### What is being asked:
Repeat all of the records verbatim.

### Excerpted data:
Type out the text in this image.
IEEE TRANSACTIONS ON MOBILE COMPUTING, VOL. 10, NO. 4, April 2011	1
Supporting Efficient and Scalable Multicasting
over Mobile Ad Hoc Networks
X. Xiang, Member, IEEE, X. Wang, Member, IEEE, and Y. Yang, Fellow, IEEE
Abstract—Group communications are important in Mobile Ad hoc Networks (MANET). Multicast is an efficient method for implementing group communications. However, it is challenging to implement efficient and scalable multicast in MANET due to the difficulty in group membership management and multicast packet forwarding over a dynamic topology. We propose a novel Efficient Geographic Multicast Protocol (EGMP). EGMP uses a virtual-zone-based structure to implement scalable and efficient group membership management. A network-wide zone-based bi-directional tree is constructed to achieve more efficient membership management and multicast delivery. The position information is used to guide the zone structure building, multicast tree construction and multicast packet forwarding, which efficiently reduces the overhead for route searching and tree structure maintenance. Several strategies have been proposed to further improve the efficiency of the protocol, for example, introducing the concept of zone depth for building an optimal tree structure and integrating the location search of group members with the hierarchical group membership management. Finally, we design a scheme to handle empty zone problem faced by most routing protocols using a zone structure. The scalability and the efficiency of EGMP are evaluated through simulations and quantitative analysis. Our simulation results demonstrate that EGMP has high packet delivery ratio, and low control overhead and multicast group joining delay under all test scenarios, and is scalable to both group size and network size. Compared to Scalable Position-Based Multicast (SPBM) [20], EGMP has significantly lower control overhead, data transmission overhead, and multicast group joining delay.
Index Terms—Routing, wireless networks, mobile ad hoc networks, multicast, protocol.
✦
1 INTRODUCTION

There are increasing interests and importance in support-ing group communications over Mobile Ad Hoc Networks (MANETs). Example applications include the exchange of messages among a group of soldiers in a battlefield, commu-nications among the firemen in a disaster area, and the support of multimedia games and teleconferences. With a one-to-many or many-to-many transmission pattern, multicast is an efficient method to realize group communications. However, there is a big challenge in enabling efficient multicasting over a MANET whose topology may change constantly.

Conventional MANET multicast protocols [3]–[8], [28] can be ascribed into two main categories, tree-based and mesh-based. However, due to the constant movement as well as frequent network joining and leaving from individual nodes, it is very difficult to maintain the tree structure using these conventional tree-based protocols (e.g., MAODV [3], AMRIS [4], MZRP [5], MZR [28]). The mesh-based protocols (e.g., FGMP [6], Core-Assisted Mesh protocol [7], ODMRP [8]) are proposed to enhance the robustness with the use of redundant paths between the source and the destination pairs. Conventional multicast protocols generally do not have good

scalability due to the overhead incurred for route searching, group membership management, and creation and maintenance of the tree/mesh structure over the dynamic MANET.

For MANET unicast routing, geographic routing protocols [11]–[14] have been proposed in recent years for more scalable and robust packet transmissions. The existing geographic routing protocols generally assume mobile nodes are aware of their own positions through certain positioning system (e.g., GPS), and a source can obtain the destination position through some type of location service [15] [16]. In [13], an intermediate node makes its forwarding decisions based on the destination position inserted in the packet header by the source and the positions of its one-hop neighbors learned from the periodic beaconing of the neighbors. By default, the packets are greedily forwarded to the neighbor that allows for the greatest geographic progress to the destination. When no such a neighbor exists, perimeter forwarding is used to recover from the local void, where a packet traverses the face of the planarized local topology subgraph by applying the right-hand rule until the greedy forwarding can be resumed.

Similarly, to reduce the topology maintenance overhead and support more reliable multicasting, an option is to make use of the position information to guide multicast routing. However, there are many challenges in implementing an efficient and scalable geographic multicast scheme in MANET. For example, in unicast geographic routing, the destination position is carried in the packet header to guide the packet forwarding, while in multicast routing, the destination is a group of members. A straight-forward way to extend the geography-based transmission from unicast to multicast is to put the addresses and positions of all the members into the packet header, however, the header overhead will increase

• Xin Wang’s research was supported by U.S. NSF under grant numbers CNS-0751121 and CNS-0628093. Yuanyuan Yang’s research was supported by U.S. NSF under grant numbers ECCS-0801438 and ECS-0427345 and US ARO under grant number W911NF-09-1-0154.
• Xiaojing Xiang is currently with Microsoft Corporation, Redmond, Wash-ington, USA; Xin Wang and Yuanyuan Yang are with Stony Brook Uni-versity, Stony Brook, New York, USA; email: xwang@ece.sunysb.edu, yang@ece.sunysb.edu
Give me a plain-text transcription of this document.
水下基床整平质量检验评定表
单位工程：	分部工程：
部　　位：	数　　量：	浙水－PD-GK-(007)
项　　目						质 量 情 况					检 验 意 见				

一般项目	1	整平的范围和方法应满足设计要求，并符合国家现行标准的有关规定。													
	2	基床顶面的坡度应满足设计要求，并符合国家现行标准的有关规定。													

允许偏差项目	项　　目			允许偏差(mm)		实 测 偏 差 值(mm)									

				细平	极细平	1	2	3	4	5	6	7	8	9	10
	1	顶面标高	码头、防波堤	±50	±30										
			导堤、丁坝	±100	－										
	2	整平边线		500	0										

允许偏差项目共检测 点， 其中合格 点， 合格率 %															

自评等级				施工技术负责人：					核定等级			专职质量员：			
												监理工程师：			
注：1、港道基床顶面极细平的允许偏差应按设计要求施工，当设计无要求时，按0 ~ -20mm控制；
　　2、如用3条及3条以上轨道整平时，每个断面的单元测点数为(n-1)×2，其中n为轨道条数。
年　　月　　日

### Response below:
Type out the text in this image.
IEEE TRANSACTIONS ON MOBILE COMPUTING, VOL. 10, NO. 4, April 2011	1
Supporting Efficient and Scalable Multicasting
over Mobile Ad Hoc Networks
X. Xiang, Member, IEEE, X. Wang, Member, IEEE, and Y. Yang, Fellow, IEEE
Abstract—Group communications are important in Mobile Ad hoc Networks (MANET). Multicast is an efficient method for implementing group communications. However, it is challenging to implement efficient and scalable multicast in MANET due to the difficulty in group membership management and multicast packet forwarding over a dynamic topology. We propose a novel Efficient Geographic Multicast Protocol (EGMP). EGMP uses a virtual-zone-based structure to implement scalable and efficient group membership management. A network-wide zone-based bi-directional tree is constructed to achieve more efficient membership management and multicast delivery. The position information is used to guide the zone structure building, multicast tree construction and multicast packet forwarding, which efficiently reduces the overhead for route searching and tree structure maintenance. Several strategies have been proposed to further improve the efficiency of the protocol, for example, introducing the concept of zone depth for building an optimal tree structure and integrating the location search of group members with the hierarchical group membership management. Finally, we design a scheme to handle empty zone problem faced by most routing protocols using a zone structure. The scalability and the efficiency of EGMP are evaluated through simulations and quantitative analysis. Our simulation results demonstrate that EGMP has high packet delivery ratio, and low control overhead and multicast group joining delay under all test scenarios, and is scalable to both group size and network size. Compared to Scalable Position-Based Multicast (SPBM) [20], EGMP has significantly lower control overhead, data transmission overhead, and multicast group joining delay.
Index Terms—Routing, wireless networks, mobile ad hoc networks, multicast, protocol.
✦
1 INTRODUCTION

There are increasing interests and importance in support-ing group communications over Mobile Ad Hoc Networks (MANETs). Example applications include the exchange of messages among a group of soldiers in a battlefield, commu-nications among the firemen in a disaster area, and the support of multimedia games and teleconferences. With a one-to-many or many-to-many transmission pattern, multicast is an efficient method to realize group communications. However, there is a big challenge in enabling efficient multicasting over a MANET whose topology may change constantly.

Conventional MANET multicast protocols [3]–[8], [28] can be ascribed into two main categories, tree-based and mesh-based. However, due to the constant movement as well as frequent network joining and leaving from individual nodes, it is very difficult to maintain the tree structure using these conventional tree-based protocols (e.g., MAODV [3], AMRIS [4], MZRP [5], MZR [28]). The mesh-based protocols (e.g., FGMP [6], Core-Assisted Mesh protocol [7], ODMRP [8]) are proposed to enhance the robustness with the use of redundant paths between the source and the destination pairs. Conventional multicast protocols generally do not have good

scalability due to the overhead incurred for route searching, group membership management, and creation and maintenance of the tree/mesh structure over the dynamic MANET.

For MANET unicast routing, geographic routing protocols [11]–[14] have been proposed in recent years for more scalable and robust packet transmissions. The existing geographic routing protocols generally assume mobile nodes are aware of their own positions through certain positioning system (e.g., GPS), and a source can obtain the destination position through some type of location service [15] [16]. In [13], an intermediate node makes its forwarding decisions based on the destination position inserted in the packet header by the source and the positions of its one-hop neighbors learned from the periodic beaconing of the neighbors. By default, the packets are greedily forwarded to the neighbor that allows for the greatest geographic progress to the destination. When no such a neighbor exists, perimeter forwarding is used to recover from the local void, where a packet traverses the face of the planarized local topology subgraph by applying the right-hand rule until the greedy forwarding can be resumed.

Similarly, to reduce the topology maintenance overhead and support more reliable multicasting, an option is to make use of the position information to guide multicast routing. However, there are many challenges in implementing an efficient and scalable geographic multicast scheme in MANET. For example, in unicast geographic routing, the destination position is carried in the packet header to guide the packet forwarding, while in multicast routing, the destination is a group of members. A straight-forward way to extend the geography-based transmission from unicast to multicast is to put the addresses and positions of all the members into the packet header, however, the header overhead will increase

• Xin Wang’s research was supported by U.S. NSF under grant numbers CNS-0751121 and CNS-0628093. Yuanyuan Yang’s research was supported by U.S. NSF under grant numbers ECCS-0801438 and ECS-0427345 and US ARO under grant number W911NF-09-1-0154.
• Xiaojing Xiang is currently with Microsoft Corporation, Redmond, Wash-ington, USA; Xin Wang and Yuanyuan Yang are with Stony Brook Uni-versity, Stony Brook, New York, USA; email: xwang@ece.sunysb.edu, yang@ece.sunysb.edu
Give me a plain-text transcription of this document.
水下基床整平质量检验评定表
单位工程：	分部工程：
部　　位：	数　　量：	浙水－PD-GK-(007)
项　　目						质 量 情 况					检 验 意 见				

一般项目	1	整平的范围和方法应满足设计要求，并符合国家现行标准的有关规定。													
	2	基床顶面的坡度应满足设计要求，并符合国家现行标准的有关规定。													

允许偏差项目	项　　目			允许偏差(mm)		实 测 偏 差 值(mm)									

				细平	极细平	1	2	3	4	5	6	7	8	9	10
	1	顶面标高	码头、防波堤	±50	±30										
			导堤、丁坝	±100	－										
	2	整平边线		500	0										

允许偏差项目共检测 点， 其中合格 点， 合格率 %															

自评等级				施工技术负责人：					核定等级			专职质量员：			
												监理工程师：			
注：1、港道基床顶面极细平的允许偏差应按设计要求施工，当设计无要求时，按0 ~ -20mm控制；
　　2、如用3条及3条以上轨道整平时，每个断面的单元测点数为(n-1)×2，其中n为轨道条数。
年　　月　　日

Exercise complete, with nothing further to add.